## PROBLEM
Show each line that has the string "JSON" in it.

Extracted data entries

┌────────

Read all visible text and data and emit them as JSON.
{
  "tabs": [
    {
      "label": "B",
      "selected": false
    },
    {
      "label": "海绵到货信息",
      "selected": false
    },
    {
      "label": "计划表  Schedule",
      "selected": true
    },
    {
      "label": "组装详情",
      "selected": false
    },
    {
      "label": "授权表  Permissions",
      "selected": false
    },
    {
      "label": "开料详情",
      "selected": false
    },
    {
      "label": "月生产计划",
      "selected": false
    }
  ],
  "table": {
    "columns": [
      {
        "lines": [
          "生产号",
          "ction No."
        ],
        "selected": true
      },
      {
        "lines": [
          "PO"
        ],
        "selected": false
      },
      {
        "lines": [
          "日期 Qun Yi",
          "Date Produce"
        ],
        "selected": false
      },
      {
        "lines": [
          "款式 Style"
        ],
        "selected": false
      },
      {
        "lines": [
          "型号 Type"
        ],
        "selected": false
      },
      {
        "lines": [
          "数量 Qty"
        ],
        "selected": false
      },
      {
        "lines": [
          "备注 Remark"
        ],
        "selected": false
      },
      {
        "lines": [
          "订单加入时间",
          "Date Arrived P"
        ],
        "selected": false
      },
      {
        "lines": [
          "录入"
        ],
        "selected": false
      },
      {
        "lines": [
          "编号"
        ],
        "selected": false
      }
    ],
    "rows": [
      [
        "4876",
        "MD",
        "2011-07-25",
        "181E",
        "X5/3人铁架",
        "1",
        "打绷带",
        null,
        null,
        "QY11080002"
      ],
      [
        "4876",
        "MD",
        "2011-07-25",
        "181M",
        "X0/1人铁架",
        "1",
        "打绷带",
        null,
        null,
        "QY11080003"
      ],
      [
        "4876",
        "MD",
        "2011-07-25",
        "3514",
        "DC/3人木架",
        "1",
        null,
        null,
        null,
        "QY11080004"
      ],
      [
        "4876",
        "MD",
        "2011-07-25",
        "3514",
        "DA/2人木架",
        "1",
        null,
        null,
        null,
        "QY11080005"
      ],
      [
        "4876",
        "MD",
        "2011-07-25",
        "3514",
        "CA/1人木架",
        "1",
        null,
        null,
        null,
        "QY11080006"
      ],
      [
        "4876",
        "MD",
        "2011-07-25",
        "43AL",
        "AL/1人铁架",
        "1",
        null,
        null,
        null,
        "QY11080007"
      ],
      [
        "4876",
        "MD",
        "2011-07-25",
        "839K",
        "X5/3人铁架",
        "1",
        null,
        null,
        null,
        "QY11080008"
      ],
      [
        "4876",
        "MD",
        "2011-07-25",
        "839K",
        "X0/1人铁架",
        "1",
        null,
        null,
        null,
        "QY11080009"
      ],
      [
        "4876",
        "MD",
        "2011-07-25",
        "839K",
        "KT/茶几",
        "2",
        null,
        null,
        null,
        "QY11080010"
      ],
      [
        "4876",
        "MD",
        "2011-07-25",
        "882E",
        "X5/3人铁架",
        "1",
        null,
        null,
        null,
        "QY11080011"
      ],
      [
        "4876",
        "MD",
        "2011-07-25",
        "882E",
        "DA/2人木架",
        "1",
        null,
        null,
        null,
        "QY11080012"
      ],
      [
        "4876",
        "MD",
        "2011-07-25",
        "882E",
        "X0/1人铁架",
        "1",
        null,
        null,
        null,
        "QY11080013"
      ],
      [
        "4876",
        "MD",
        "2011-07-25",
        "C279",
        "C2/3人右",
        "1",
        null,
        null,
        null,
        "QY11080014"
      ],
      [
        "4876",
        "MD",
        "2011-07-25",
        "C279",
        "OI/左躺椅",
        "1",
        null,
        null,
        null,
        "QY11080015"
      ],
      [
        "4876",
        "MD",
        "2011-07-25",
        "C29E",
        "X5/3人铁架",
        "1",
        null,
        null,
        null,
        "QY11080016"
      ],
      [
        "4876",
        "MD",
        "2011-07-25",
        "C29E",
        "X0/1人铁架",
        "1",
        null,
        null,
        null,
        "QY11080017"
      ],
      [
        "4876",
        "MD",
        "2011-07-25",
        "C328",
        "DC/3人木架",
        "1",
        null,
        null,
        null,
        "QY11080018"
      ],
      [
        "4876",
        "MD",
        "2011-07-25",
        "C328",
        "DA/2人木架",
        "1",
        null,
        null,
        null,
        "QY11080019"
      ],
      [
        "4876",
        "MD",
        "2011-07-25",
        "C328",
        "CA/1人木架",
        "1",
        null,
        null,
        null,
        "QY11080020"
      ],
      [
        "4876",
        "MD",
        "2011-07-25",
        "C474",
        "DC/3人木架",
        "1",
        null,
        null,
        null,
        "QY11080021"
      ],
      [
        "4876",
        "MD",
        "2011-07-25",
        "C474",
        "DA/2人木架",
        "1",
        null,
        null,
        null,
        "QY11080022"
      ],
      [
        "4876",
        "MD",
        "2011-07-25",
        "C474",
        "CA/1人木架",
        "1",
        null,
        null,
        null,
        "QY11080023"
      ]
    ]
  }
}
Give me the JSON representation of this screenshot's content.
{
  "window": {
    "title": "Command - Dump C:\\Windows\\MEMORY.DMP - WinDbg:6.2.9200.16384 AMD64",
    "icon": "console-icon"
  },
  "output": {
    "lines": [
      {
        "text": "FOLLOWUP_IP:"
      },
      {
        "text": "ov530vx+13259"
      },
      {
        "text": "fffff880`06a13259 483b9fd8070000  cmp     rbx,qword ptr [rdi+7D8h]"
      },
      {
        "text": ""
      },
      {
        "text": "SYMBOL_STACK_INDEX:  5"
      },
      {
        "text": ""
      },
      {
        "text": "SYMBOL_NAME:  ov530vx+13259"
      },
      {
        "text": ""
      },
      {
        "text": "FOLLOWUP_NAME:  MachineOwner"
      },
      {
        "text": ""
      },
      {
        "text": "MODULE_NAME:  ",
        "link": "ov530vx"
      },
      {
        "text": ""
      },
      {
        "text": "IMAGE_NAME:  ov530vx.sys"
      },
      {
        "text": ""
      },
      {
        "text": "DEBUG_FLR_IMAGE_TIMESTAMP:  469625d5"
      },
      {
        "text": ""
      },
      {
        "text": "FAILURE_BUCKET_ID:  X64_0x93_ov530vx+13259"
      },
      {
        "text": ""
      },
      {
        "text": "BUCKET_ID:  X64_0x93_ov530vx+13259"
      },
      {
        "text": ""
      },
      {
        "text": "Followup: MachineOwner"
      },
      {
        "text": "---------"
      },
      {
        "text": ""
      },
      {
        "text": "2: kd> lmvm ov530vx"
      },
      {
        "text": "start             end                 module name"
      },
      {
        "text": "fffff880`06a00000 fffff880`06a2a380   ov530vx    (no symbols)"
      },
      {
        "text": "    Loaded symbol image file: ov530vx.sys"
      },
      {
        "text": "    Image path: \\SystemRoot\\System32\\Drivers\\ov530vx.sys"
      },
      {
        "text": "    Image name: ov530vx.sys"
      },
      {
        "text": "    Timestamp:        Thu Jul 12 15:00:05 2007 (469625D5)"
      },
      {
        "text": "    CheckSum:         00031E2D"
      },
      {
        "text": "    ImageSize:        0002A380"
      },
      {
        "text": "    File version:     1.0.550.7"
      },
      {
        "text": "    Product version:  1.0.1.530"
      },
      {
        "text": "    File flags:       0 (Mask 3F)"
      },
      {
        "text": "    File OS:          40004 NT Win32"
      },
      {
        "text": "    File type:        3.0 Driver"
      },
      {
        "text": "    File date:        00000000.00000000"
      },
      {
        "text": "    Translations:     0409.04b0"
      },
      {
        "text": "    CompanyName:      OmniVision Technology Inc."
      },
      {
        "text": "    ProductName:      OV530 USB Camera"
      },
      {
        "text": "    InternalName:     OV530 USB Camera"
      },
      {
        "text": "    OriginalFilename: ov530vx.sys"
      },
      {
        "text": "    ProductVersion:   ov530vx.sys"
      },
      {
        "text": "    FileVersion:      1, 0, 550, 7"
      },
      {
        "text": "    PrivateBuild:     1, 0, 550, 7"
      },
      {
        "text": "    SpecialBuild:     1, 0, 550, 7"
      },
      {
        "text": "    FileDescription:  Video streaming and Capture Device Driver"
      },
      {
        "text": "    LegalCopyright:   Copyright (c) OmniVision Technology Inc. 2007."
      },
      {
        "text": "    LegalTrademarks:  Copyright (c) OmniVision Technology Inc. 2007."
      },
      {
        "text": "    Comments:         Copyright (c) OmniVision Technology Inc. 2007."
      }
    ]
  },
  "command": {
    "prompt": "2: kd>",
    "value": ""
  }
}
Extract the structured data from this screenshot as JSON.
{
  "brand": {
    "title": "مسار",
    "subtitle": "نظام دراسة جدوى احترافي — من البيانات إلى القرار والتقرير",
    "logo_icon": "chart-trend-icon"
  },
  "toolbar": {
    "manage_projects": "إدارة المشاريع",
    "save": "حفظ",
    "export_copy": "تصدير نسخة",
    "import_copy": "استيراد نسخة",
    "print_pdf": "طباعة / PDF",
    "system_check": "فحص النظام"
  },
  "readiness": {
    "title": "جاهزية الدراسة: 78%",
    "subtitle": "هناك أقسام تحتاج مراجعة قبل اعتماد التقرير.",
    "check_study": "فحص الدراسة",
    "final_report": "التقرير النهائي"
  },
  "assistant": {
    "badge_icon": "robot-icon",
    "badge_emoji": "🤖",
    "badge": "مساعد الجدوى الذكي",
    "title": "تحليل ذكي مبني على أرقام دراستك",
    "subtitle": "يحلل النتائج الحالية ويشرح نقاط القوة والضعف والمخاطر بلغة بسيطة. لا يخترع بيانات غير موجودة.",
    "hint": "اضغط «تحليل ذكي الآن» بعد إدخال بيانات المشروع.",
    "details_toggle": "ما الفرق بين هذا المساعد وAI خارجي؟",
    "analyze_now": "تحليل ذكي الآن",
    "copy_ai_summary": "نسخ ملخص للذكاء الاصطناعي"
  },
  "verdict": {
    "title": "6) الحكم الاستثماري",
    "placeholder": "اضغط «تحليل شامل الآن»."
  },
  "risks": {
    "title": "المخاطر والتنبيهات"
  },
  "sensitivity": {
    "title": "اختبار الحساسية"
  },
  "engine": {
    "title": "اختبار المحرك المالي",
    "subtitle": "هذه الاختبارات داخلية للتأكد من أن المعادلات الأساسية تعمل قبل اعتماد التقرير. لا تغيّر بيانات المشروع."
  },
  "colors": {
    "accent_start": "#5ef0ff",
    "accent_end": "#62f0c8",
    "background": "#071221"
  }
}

└────────

## EXERCISE RESULT
Read all visible text and data and emit them as JSON.
Give me the JSON representation of this screenshot's content.
Extract the structured data from this screenshot as JSON.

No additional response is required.